▸ **EXTRACTED INFORMATION**
※
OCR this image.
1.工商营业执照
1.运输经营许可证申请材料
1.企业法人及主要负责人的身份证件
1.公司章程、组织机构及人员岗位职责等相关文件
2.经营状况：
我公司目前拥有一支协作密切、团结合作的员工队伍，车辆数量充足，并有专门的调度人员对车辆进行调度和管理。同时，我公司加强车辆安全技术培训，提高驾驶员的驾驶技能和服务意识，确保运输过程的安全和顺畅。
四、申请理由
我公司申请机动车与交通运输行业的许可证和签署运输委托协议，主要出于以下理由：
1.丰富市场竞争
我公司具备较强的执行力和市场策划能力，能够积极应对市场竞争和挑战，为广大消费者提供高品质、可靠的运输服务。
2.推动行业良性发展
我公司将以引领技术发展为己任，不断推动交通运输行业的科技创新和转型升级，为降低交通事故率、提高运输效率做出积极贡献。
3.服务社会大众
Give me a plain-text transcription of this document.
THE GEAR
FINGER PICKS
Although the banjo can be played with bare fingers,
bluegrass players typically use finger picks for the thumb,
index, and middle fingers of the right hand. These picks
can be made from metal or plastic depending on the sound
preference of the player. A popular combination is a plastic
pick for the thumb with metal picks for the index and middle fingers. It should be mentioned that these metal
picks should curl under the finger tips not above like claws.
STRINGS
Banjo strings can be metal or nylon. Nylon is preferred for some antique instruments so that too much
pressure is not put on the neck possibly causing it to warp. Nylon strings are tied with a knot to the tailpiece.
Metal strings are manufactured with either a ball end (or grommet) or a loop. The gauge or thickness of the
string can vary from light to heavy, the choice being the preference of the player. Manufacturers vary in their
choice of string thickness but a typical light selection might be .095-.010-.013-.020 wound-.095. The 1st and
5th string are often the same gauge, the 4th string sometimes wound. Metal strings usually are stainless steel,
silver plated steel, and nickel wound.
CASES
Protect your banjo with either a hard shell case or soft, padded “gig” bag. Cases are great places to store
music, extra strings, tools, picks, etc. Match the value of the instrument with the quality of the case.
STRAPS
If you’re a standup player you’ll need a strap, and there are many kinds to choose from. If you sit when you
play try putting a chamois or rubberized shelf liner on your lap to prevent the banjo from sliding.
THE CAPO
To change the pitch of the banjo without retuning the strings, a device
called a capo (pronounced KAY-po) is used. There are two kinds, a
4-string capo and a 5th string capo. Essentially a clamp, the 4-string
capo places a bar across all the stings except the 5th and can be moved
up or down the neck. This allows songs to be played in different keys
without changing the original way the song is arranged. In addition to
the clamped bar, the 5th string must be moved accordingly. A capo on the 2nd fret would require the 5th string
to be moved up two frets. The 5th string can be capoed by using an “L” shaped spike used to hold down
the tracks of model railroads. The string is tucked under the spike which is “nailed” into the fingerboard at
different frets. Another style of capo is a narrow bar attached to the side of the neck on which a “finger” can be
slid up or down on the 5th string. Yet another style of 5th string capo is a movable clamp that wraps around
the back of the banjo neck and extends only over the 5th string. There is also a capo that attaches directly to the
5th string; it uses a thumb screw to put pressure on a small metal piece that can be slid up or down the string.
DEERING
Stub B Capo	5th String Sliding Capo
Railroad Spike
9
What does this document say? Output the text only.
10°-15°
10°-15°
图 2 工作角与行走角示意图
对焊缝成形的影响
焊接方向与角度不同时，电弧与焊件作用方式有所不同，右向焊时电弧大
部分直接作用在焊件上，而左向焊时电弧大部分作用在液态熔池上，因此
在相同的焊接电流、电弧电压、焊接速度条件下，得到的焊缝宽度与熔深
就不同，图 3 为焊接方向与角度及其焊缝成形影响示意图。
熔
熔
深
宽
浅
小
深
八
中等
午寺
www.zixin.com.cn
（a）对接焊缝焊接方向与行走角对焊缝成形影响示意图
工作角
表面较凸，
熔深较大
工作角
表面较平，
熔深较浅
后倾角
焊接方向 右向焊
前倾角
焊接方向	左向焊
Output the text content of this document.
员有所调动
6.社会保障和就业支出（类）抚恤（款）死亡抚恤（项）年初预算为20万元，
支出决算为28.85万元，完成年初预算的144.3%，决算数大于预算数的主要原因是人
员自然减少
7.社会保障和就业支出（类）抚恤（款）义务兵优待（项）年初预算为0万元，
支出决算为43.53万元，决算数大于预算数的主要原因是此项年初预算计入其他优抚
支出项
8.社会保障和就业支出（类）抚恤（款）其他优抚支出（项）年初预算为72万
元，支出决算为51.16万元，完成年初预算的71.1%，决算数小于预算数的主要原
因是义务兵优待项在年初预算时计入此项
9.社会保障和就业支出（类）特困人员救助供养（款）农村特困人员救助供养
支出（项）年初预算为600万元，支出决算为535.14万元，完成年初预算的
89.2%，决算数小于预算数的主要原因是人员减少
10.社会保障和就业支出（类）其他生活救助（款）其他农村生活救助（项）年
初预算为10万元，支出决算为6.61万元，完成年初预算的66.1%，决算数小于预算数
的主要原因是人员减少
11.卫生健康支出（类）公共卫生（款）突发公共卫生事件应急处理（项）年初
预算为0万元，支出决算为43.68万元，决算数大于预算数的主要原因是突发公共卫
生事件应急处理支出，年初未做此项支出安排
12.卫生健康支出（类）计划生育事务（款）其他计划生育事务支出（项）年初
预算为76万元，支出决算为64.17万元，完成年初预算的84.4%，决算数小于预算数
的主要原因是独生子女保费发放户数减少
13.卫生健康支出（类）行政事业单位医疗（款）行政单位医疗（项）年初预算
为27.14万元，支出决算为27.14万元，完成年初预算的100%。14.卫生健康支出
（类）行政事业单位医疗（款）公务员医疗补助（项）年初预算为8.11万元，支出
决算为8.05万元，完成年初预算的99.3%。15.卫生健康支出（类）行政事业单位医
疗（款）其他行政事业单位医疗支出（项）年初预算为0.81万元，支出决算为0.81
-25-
※
▸ **TASK TO COMPLETE**
Print out every entry, keeping each one exact.

▸ **RESULT OF THE EXERCISE**
OCR this image.
1.工商营业执照
1.运输经营许可证申请材料
1.企业法人及主要负责人的身份证件
1.公司章程、组织机构及人员岗位职责等相关文件
2.经营状况：
我公司目前拥有一支协作密切、团结合作的员工队伍，车辆数量充足，并有专门的调度人员对车辆进行调度和管理。同时，我公司加强车辆安全技术培训，提高驾驶员的驾驶技能和服务意识，确保运输过程的安全和顺畅。
四、申请理由
我公司申请机动车与交通运输行业的许可证和签署运输委托协议，主要出于以下理由：
1.丰富市场竞争
我公司具备较强的执行力和市场策划能力，能够积极应对市场竞争和挑战，为广大消费者提供高品质、可靠的运输服务。
2.推动行业良性发展
我公司将以引领技术发展为己任，不断推动交通运输行业的科技创新和转型升级，为降低交通事故率、提高运输效率做出积极贡献。
3.服务社会大众
Give me a plain-text transcription of this document.
THE GEAR
FINGER PICKS
Although the banjo can be played with bare fingers,
bluegrass players typically use finger picks for the thumb,
index, and middle fingers of the right hand. These picks
can be made from metal or plastic depending on the sound
preference of the player. A popular combination is a plastic
pick for the thumb with metal picks for the index and middle fingers. It should be mentioned that these metal
picks should curl under the finger tips not above like claws.
STRINGS
Banjo strings can be metal or nylon. Nylon is preferred for some antique instruments so that too much
pressure is not put on the neck possibly causing it to warp. Nylon strings are tied with a knot to the tailpiece.
Metal strings are manufactured with either a ball end (or grommet) or a loop. The gauge or thickness of the
string can vary from light to heavy, the choice being the preference of the player. Manufacturers vary in their
choice of string thickness but a typical light selection might be .095-.010-.013-.020 wound-.095. The 1st and
5th string are often the same gauge, the 4th string sometimes wound. Metal strings usually are stainless steel,
silver plated steel, and nickel wound.
CASES
Protect your banjo with either a hard shell case or soft, padded “gig” bag. Cases are great places to store
music, extra strings, tools, picks, etc. Match the value of the instrument with the quality of the case.
STRAPS
If you’re a standup player you’ll need a strap, and there are many kinds to choose from. If you sit when you
play try putting a chamois or rubberized shelf liner on your lap to prevent the banjo from sliding.
THE CAPO
To change the pitch of the banjo without retuning the strings, a device
called a capo (pronounced KAY-po) is used. There are two kinds, a
4-string capo and a 5th string capo. Essentially a clamp, the 4-string
capo places a bar across all the stings except the 5th and can be moved
up or down the neck. This allows songs to be played in different keys
without changing the original way the song is arranged. In addition to
the clamped bar, the 5th string must be moved accordingly. A capo on the 2nd fret would require the 5th string
to be moved up two frets. The 5th string can be capoed by using an “L” shaped spike used to hold down
the tracks of model railroads. The string is tucked under the spike which is “nailed” into the fingerboard at
different frets. Another style of capo is a narrow bar attached to the side of the neck on which a “finger” can be
slid up or down on the 5th string. Yet another style of 5th string capo is a movable clamp that wraps around
the back of the banjo neck and extends only over the 5th string. There is also a capo that attaches directly to the
5th string; it uses a thumb screw to put pressure on a small metal piece that can be slid up or down the string.
DEERING
Stub B Capo	5th String Sliding Capo
Railroad Spike
9
What does this document say? Output the text only.
10°-15°
10°-15°
图 2 工作角与行走角示意图
对焊缝成形的影响
焊接方向与角度不同时，电弧与焊件作用方式有所不同，右向焊时电弧大
部分直接作用在焊件上，而左向焊时电弧大部分作用在液态熔池上，因此
在相同的焊接电流、电弧电压、焊接速度条件下，得到的焊缝宽度与熔深
就不同，图 3 为焊接方向与角度及其焊缝成形影响示意图。
熔
熔
深
宽
浅
小
深
八
中等
午寺
www.zixin.com.cn
（a）对接焊缝焊接方向与行走角对焊缝成形影响示意图
工作角
表面较凸，
熔深较大
工作角
表面较平，
熔深较浅
后倾角
焊接方向 右向焊
前倾角
焊接方向	左向焊
Output the text content of this document.
员有所调动
6.社会保障和就业支出（类）抚恤（款）死亡抚恤（项）年初预算为20万元，
支出决算为28.85万元，完成年初预算的144.3%，决算数大于预算数的主要原因是人
员自然减少
7.社会保障和就业支出（类）抚恤（款）义务兵优待（项）年初预算为0万元，
支出决算为43.53万元，决算数大于预算数的主要原因是此项年初预算计入其他优抚
支出项
8.社会保障和就业支出（类）抚恤（款）其他优抚支出（项）年初预算为72万
元，支出决算为51.16万元，完成年初预算的71.1%，决算数小于预算数的主要原
因是义务兵优待项在年初预算时计入此项
9.社会保障和就业支出（类）特困人员救助供养（款）农村特困人员救助供养
支出（项）年初预算为600万元，支出决算为535.14万元，完成年初预算的
89.2%，决算数小于预算数的主要原因是人员减少
10.社会保障和就业支出（类）其他生活救助（款）其他农村生活救助（项）年
初预算为10万元，支出决算为6.61万元，完成年初预算的66.1%，决算数小于预算数
的主要原因是人员减少
11.卫生健康支出（类）公共卫生（款）突发公共卫生事件应急处理（项）年初
预算为0万元，支出决算为43.68万元，决算数大于预算数的主要原因是突发公共卫
生事件应急处理支出，年初未做此项支出安排
12.卫生健康支出（类）计划生育事务（款）其他计划生育事务支出（项）年初
预算为76万元，支出决算为64.17万元，完成年初预算的84.4%，决算数小于预算数
的主要原因是独生子女保费发放户数减少
13.卫生健康支出（类）行政事业单位医疗（款）行政单位医疗（项）年初预算
为27.14万元，支出决算为27.14万元，完成年初预算的100%。14.卫生健康支出
（类）行政事业单位医疗（款）公务员医疗补助（项）年初预算为8.11万元，支出
决算为8.05万元，完成年初预算的99.3%。15.卫生健康支出（类）行政事业单位医
疗（款）其他行政事业单位医疗支出（项）年初预算为0.81万元，支出决算为0.81
-25-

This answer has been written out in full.